WRITTEN EXERCISE: Reproduce the stretch of the bug report from "Then, I use" through "exec(code, run_globals)", switching "query" to "scan".

PAGE EXTRACT:
-
Notifications
You must be signed in to change notification settings - Fork 3k
Closed
Description
Apache Iceberg version
1.1.0 (latest release)
Query engine
Other
Please describe the bug 🐞
I start the spark/iceberg docker containers (as explained here) and I use the Getting Started notebook to create and populate table nyc.taxis.
Then, I use PyIceberg to access the data. I can get the list of tables and get some basic info about the table, but when I query it I get the following error:
File "/Library/Frameworks/Python.framework/Versions/3.10/lib/python3.10/runpy.py", line 196, in _run_module_as_main
return _run_code(code, main_globals, None,
File "/Library/Frameworks/Python.framework/Versions/3.10/lib/python3.10/runpy.py", line 86, in _run_code
exec(code, run_globals)
File "/Users/xyz/data/data-research/apache-iceberg/src/micro.py", line 16, in <module>
results = [task.file.file_path for task in scan.plan_files()]
File "/Users/xyz/data/data-research/apache-iceberg/src/micro.py", line 16, in <listcomp>
results = [task.file.file_path for task in scan.plan_files()]
File "/Users/xyz/data/data-research/venv/lib/python3.10/site-packages/pyiceberg/table/__init__.py", line 320, in plan_files
for manifest_file in snapshot.manifests(io)

MATERIAL:
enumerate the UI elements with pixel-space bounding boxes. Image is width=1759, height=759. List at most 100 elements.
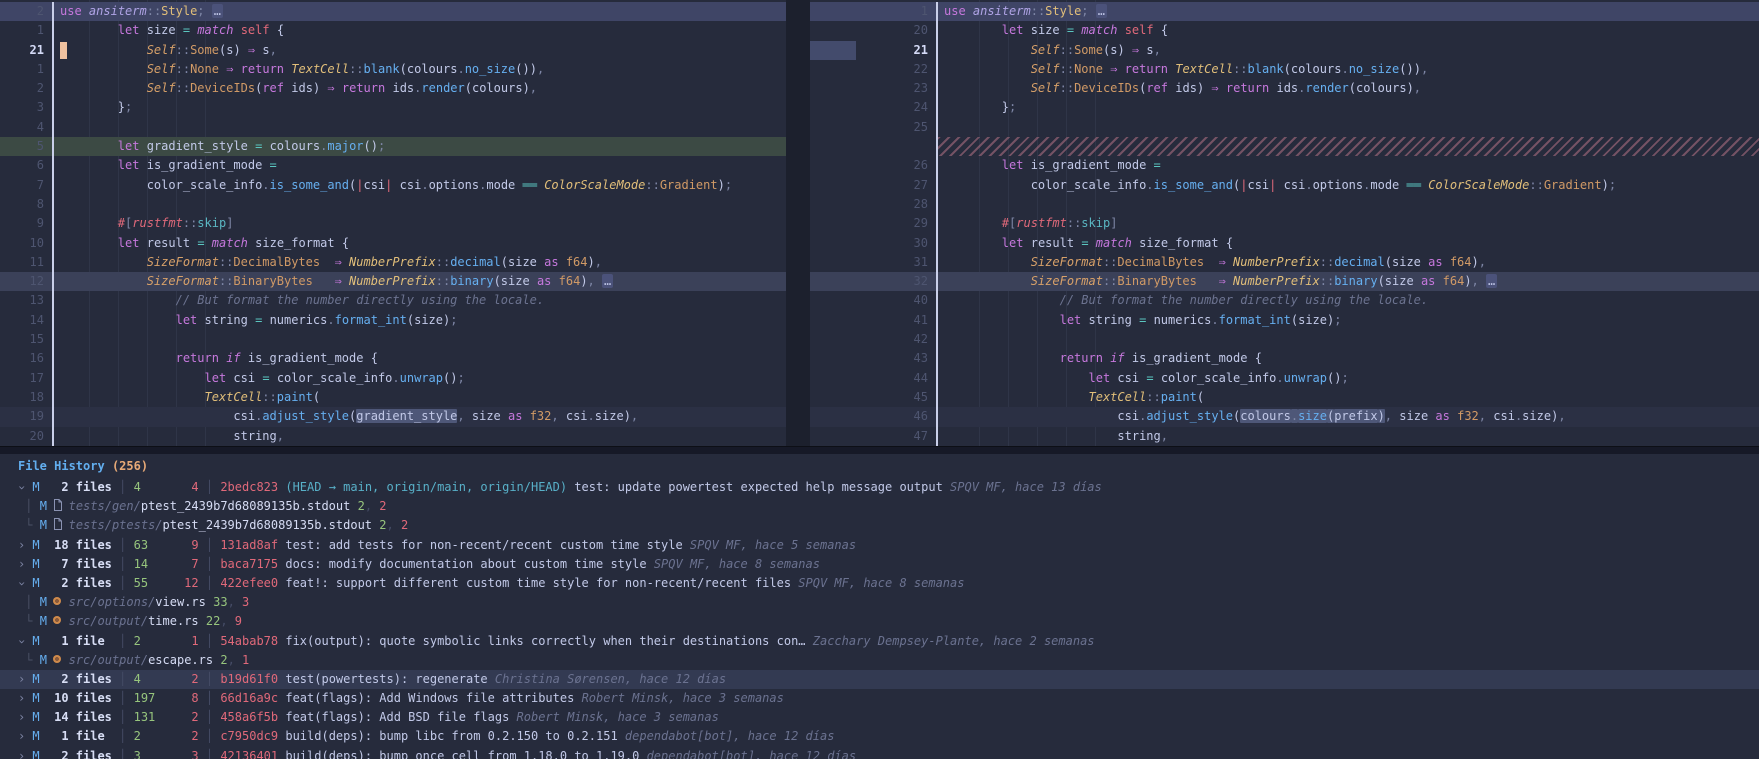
token: paint — [277, 390, 313, 404]
diff-line[interactable]: 13 // But format the number directly usi… — [0, 291, 786, 310]
token — [60, 81, 147, 95]
diff-line[interactable]: 44 let csi = color_scale_info.unwrap(); — [810, 369, 1759, 388]
diff-line[interactable]: 26 let is_gradient_mode = — [810, 156, 1759, 175]
file-history-title: File History — [18, 459, 105, 473]
diff-line[interactable]: 5 let gradient_style = colours.major(); — [0, 137, 786, 156]
diff-line[interactable]: 45 TextCell::paint( — [810, 388, 1759, 407]
diff-line[interactable]: 20 string, — [0, 427, 786, 446]
diff-line[interactable]: 4 — [0, 118, 786, 137]
diff-line[interactable]: 19 csi.adjust_style(gradient_style, size… — [0, 407, 786, 426]
token: :: — [176, 62, 190, 76]
history-commit-row[interactable]: › M 14 files │ 131 2 │ 458a6f5b feat(fla… — [0, 708, 1759, 727]
commit-author-date: Christina Sørensen, hace 12 días — [488, 672, 726, 686]
diff-line[interactable]: 1 Self::None ⇒ return TextCell::blank(co… — [0, 60, 786, 79]
diff-line[interactable]: 14 let string = numerics.format_int(size… — [0, 311, 786, 330]
diff-line[interactable]: 21 Self::Some(s) ⇒ s, — [0, 41, 786, 60]
diff-line[interactable]: 6 let is_gradient_mode = — [0, 156, 786, 175]
file-history-count: (256) — [112, 459, 148, 473]
file-name: ptest_2439b7d68089135b.stdout — [141, 499, 351, 513]
diff-line[interactable]: 18 TextCell::paint( — [0, 388, 786, 407]
history-commit-row[interactable]: › M 2 files │ 3 3 │ 42136401 build(deps)… — [0, 747, 1759, 759]
code-text: TextCell::paint( — [54, 388, 786, 407]
diff-line[interactable]: 21 Self::Some(s) ⇒ s, — [810, 41, 1759, 60]
diff-line[interactable]: 12 SizeFormat::BinaryBytes ⇒ NumberPrefi… — [0, 272, 786, 291]
token: let — [1089, 371, 1111, 385]
history-commit-row[interactable]: › M 10 files │ 197 8 │ 66d16a9c feat(fla… — [0, 689, 1759, 708]
diff-line[interactable]: 17 let csi = color_scale_info.unwrap(); — [0, 369, 786, 388]
token: None — [190, 62, 219, 76]
history-file-row[interactable]: └ M src/output/time.rs 22, 9 — [0, 612, 1759, 631]
diff-line[interactable]: 31 SizeFormat::DecimalBytes ⇒ NumberPref… — [810, 253, 1759, 272]
diff-line[interactable]: 10 let result = match size_format { — [0, 234, 786, 253]
diff-panel-new[interactable]: 1use ansiterm::Style; …20 let size = mat… — [810, 0, 1759, 446]
token — [270, 23, 277, 37]
token — [1414, 274, 1421, 288]
history-commit-row[interactable]: › M 2 files │ 55 12 │ 422efee0 feat!: su… — [0, 574, 1759, 593]
diff-line[interactable]: 3 }; — [0, 98, 786, 117]
history-commit-row[interactable]: › M 2 files │ 4 4 │ 2bedc823 (HEAD → mai… — [0, 478, 1759, 497]
additions-count: 33 — [206, 595, 228, 609]
chevron-down-icon[interactable]: › — [12, 580, 31, 587]
token: = — [197, 236, 204, 250]
diff-line[interactable]: 27 color_scale_info.is_some_and(|csi| cs… — [810, 176, 1759, 195]
token: DecimalBytes — [233, 255, 320, 269]
history-file-row[interactable]: └ M src/output/escape.rs 2, 1 — [0, 651, 1759, 670]
spacer — [32, 653, 39, 667]
diff-line[interactable]: 28 — [810, 195, 1759, 214]
history-file-row[interactable]: │ M src/options/view.rs 33, 3 — [0, 593, 1759, 612]
commit-author-date: SPQV MF, hace 5 semanas — [683, 538, 856, 552]
diff-panel-old[interactable]: 2use ansiterm::Style; …1 let size = matc… — [0, 0, 786, 446]
diff-line[interactable]: 1use ansiterm::Style; … — [810, 2, 1759, 21]
diff-line[interactable]: 32 SizeFormat::BinaryBytes ⇒ NumberPrefi… — [810, 272, 1759, 291]
diff-line[interactable]: 2 Self::DeviceIDs(ref ids) ⇒ return ids.… — [0, 79, 786, 98]
code-text: let csi = color_scale_info.unwrap(); — [938, 369, 1759, 388]
history-commit-row[interactable]: › M 18 files │ 63 9 │ 131ad8af test: add… — [0, 536, 1759, 555]
diff-line[interactable]: 7 color_scale_info.is_some_and(|csi| csi… — [0, 176, 786, 195]
code-text — [938, 195, 1759, 214]
token — [60, 43, 147, 57]
history-commit-row[interactable]: › M 2 files │ 4 2 │ b19d61f0 test(powert… — [0, 670, 1759, 689]
sign-column — [810, 156, 856, 175]
token: , — [457, 409, 464, 423]
code-text: let is_gradient_mode = — [54, 156, 786, 175]
token — [241, 351, 248, 365]
diff-line[interactable]: 40 // But format the number directly usi… — [810, 291, 1759, 310]
diff-line[interactable]: 22 Self::None ⇒ return TextCell::blank(c… — [810, 60, 1759, 79]
diff-line[interactable]: 41 let string = numerics.format_int(size… — [810, 311, 1759, 330]
diff-line[interactable]: 25 — [810, 118, 1759, 137]
token — [1450, 409, 1457, 423]
chevron-down-icon[interactable]: › — [12, 638, 31, 645]
diff-line[interactable]: 30 let result = match size_format { — [810, 234, 1759, 253]
diff-line[interactable]: 42 — [810, 330, 1759, 349]
diff-line[interactable]: 24 }; — [810, 98, 1759, 117]
token: match — [197, 23, 233, 37]
history-commit-row[interactable]: › M 1 file │ 2 2 │ c7950dc9 build(deps):… — [0, 727, 1759, 746]
diff-line[interactable]: 2use ansiterm::Style; … — [0, 2, 786, 21]
diff-line[interactable] — [810, 137, 1759, 156]
line-number: 31 — [856, 253, 936, 272]
diff-line[interactable]: 11 SizeFormat::DecimalBytes ⇒ NumberPref… — [0, 253, 786, 272]
diff-line[interactable]: 46 csi.adjust_style(colours.size(prefix)… — [810, 407, 1759, 426]
sign-column — [810, 118, 856, 137]
diff-line[interactable]: 47 string, — [810, 427, 1759, 446]
diff-line[interactable]: 16 return if is_gradient_mode { — [0, 349, 786, 368]
history-file-row[interactable]: │ M tests/gen/ptest_2439b7d68089135b.std… — [0, 497, 1759, 516]
diff-line[interactable]: 20 let size = match self { — [810, 21, 1759, 40]
diff-line[interactable]: 8 — [0, 195, 786, 214]
spacer — [32, 518, 39, 532]
diff-line[interactable]: 15 — [0, 330, 786, 349]
diff-line[interactable]: 23 Self::DeviceIDs(ref ids) ⇒ return ids… — [810, 79, 1759, 98]
history-file-row[interactable]: └ M tests/ptests/ptest_2439b7d68089135b.… — [0, 516, 1759, 535]
history-commit-row[interactable]: › M 1 file │ 2 1 │ 54abab78 fix(output):… — [0, 632, 1759, 651]
diff-line[interactable]: 29 #[rustfmt::skip] — [810, 214, 1759, 233]
chevron-down-icon[interactable]: › — [12, 484, 31, 491]
code-text: SizeFormat::DecimalBytes ⇒ NumberPrefix:… — [54, 253, 786, 272]
history-commit-row[interactable]: › M 7 files │ 14 7 │ baca7175 docs: modi… — [0, 555, 1759, 574]
token: . — [457, 62, 464, 76]
file-history-panel: File History (256) › M 2 files │ 4 4 │ 2… — [0, 454, 1759, 759]
diff-line[interactable]: 43 return if is_gradient_mode { — [810, 349, 1759, 368]
diff-line[interactable]: 1 let size = match self { — [0, 21, 786, 40]
token — [944, 371, 1089, 385]
token: = — [183, 23, 190, 37]
diff-line[interactable]: 9 #[rustfmt::skip] — [0, 214, 786, 233]
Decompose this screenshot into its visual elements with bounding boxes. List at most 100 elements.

OUTPUT OF THE TASK:
Then, I use PyIceberg to access the data. I can get the list of tables and get some basic info about the table, but when I scan it I get the following error:
File "/Library/Frameworks/Python.framework/Versions/3.10/lib/python3.10/runpy.py", line 196, in _run_module_as_main
return _run_code(code, main_globals, None,
File "/Library/Frameworks/Python.framework/Versions/3.10/lib/python3.10/runpy.py", line 86, in _run_code
exec(code, run_globals)